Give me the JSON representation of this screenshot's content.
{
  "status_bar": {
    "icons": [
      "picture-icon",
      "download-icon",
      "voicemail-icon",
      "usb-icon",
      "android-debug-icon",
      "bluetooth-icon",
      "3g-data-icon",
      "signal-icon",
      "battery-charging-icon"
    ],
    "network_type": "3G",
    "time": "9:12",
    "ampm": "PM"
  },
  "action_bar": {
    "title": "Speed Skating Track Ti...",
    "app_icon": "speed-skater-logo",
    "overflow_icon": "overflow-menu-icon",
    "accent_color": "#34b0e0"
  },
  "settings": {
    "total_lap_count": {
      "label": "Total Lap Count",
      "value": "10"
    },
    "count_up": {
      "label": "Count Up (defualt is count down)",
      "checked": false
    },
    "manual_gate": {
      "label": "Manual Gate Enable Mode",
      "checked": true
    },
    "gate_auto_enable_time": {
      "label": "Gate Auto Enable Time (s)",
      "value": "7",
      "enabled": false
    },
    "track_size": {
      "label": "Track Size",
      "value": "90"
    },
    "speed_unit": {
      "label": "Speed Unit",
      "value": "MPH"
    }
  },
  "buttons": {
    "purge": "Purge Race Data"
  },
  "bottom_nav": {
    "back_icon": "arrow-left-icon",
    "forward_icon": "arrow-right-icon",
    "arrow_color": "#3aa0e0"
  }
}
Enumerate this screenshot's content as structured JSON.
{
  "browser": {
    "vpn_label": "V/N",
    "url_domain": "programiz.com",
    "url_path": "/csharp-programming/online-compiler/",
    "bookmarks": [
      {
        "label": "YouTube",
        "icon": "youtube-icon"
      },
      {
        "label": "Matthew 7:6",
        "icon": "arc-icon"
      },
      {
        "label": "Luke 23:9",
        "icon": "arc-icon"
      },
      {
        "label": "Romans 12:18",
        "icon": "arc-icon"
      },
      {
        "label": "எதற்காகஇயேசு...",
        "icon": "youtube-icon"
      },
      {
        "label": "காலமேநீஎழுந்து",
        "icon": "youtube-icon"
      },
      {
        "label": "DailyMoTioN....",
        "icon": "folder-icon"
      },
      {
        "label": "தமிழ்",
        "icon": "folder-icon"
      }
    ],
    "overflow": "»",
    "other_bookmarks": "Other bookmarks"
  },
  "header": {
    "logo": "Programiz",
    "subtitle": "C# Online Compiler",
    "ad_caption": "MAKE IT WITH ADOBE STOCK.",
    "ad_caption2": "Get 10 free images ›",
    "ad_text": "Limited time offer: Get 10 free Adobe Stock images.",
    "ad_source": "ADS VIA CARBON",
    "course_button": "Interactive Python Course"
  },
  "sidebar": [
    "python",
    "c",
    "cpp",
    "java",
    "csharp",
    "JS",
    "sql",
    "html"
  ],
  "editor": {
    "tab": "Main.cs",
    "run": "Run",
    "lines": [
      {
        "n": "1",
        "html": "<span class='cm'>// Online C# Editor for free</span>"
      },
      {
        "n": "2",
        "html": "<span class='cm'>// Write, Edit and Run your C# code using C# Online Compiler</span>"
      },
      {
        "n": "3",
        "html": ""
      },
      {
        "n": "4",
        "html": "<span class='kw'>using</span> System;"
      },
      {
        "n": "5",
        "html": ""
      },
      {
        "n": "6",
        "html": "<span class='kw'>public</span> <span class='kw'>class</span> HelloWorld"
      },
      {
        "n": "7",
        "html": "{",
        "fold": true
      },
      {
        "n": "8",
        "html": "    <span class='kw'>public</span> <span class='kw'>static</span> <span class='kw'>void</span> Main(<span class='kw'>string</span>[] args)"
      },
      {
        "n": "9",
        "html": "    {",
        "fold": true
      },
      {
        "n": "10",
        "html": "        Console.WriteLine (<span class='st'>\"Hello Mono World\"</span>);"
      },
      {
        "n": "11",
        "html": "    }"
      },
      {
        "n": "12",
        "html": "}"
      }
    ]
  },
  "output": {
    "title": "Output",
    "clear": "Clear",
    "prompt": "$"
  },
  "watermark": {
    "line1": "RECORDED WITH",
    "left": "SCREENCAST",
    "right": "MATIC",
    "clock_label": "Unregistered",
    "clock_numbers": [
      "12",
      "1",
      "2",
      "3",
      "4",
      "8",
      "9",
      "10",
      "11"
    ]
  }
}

Exercise ->
Transcribe each record exactly. Leave nothing out.

Solution to the problem ->
Give me the JSON representation of this screenshot's content.
{
  "status_bar": {
    "icons": [
      "picture-icon",
      "download-icon",
      "voicemail-icon",
      "usb-icon",
      "android-debug-icon",
      "bluetooth-icon",
      "3g-data-icon",
      "signal-icon",
      "battery-charging-icon"
    ],
    "network_type": "3G",
    "time": "9:12",
    "ampm": "PM"
  },
  "action_bar": {
    "title": "Speed Skating Track Ti...",
    "app_icon": "speed-skater-logo",
    "overflow_icon": "overflow-menu-icon",
    "accent_color": "#34b0e0"
  },
  "settings": {
    "total_lap_count": {
      "label": "Total Lap Count",
      "value": "10"
    },
    "count_up": {
      "label": "Count Up (defualt is count down)",
      "checked": false
    },
    "manual_gate": {
      "label": "Manual Gate Enable Mode",
      "checked": true
    },
    "gate_auto_enable_time": {
      "label": "Gate Auto Enable Time (s)",
      "value": "7",
      "enabled": false
    },
    "track_size": {
      "label": "Track Size",
      "value": "90"
    },
    "speed_unit": {
      "label": "Speed Unit",
      "value": "MPH"
    }
  },
  "buttons": {
    "purge": "Purge Race Data"
  },
  "bottom_nav": {
    "back_icon": "arrow-left-icon",
    "forward_icon": "arrow-right-icon",
    "arrow_color": "#3aa0e0"
  }
}
Enumerate this screenshot's content as structured JSON.
{
  "browser": {
    "vpn_label": "V/N",
    "url_domain": "programiz.com",
    "url_path": "/csharp-programming/online-compiler/",
    "bookmarks": [
      {
        "label": "YouTube",
        "icon": "youtube-icon"
      },
      {
        "label": "Matthew 7:6",
        "icon": "arc-icon"
      },
      {
        "label": "Luke 23:9",
        "icon": "arc-icon"
      },
      {
        "label": "Romans 12:18",
        "icon": "arc-icon"
      },
      {
        "label": "எதற்காகஇயேசு...",
        "icon": "youtube-icon"
      },
      {
        "label": "காலமேநீஎழுந்து",
        "icon": "youtube-icon"
      },
      {
        "label": "DailyMoTioN....",
        "icon": "folder-icon"
      },
      {
        "label": "தமிழ்",
        "icon": "folder-icon"
      }
    ],
    "overflow": "»",
    "other_bookmarks": "Other bookmarks"
  },
  "header": {
    "logo": "Programiz",
    "subtitle": "C# Online Compiler",
    "ad_caption": "MAKE IT WITH ADOBE STOCK.",
    "ad_caption2": "Get 10 free images ›",
    "ad_text": "Limited time offer: Get 10 free Adobe Stock images.",
    "ad_source": "ADS VIA CARBON",
    "course_button": "Interactive Python Course"
  },
  "sidebar": [
    "python",
    "c",
    "cpp",
    "java",
    "csharp",
    "JS",
    "sql",
    "html"
  ],
  "editor": {
    "tab": "Main.cs",
    "run": "Run",
    "lines": [
      {
        "n": "1",
        "html": "<span class='cm'>// Online C# Editor for free</span>"
      },
      {
        "n": "2",
        "html": "<span class='cm'>// Write, Edit and Run your C# code using C# Online Compiler</span>"
      },
      {
        "n": "3",
        "html": ""
      },
      {
        "n": "4",
        "html": "<span class='kw'>using</span> System;"
      },
      {
        "n": "5",
        "html": ""
      },
      {
        "n": "6",
        "html": "<span class='kw'>public</span> <span class='kw'>class</span> HelloWorld"
      },
      {
        "n": "7",
        "html": "{",
        "fold": true
      },
      {
        "n": "8",
        "html": "    <span class='kw'>public</span> <span class='kw'>static</span> <span class='kw'>void</span> Main(<span class='kw'>string</span>[] args)"
      },
      {
        "n": "9",
        "html": "    {",
        "fold": true
      },
      {
        "n": "10",
        "html": "        Console.WriteLine (<span class='st'>\"Hello Mono World\"</span>);"
      },
      {
        "n": "11",
        "html": "    }"
      },
      {
        "n": "12",
        "html": "}"
      }
    ]
  },
  "output": {
    "title": "Output",
    "clear": "Clear",
    "prompt": "$"
  },
  "watermark": {
    "line1": "RECORDED WITH",
    "left": "SCREENCAST",
    "right": "MATIC",
    "clock_label": "Unregistered",
    "clock_numbers": [
      "12",
      "1",
      "2",
      "3",
      "4",
      "8",
      "9",
      "10",
      "11"
    ]
  }
}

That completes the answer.